#### Exercise requirements:
Note how many lines hold the string "JSON" and give that number without any other words.

[Records from a data source]
- - -

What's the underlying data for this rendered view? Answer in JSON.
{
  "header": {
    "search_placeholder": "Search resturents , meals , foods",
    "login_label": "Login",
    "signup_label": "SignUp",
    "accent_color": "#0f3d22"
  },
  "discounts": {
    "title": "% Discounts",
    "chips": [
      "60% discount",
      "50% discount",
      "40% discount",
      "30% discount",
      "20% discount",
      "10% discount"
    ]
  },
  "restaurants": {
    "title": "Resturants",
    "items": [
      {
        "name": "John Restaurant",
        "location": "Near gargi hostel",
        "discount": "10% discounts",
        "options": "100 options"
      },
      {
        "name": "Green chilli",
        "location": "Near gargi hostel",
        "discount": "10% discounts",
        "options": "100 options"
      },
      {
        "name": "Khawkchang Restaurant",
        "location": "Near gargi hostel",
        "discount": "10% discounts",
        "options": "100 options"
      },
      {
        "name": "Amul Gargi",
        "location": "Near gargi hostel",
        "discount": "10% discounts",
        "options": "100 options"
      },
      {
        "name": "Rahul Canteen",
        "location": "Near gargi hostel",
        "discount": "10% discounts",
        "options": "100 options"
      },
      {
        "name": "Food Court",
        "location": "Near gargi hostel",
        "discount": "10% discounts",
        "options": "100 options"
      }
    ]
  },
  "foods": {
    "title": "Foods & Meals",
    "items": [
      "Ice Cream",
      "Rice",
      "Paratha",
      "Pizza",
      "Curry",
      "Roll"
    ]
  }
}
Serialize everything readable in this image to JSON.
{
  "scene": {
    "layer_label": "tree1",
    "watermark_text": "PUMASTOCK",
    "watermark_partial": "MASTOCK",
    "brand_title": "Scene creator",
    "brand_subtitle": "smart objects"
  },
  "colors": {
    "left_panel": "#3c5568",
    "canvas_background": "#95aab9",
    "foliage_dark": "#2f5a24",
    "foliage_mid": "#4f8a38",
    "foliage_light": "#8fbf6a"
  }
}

- - -

#### Exercise answer:
2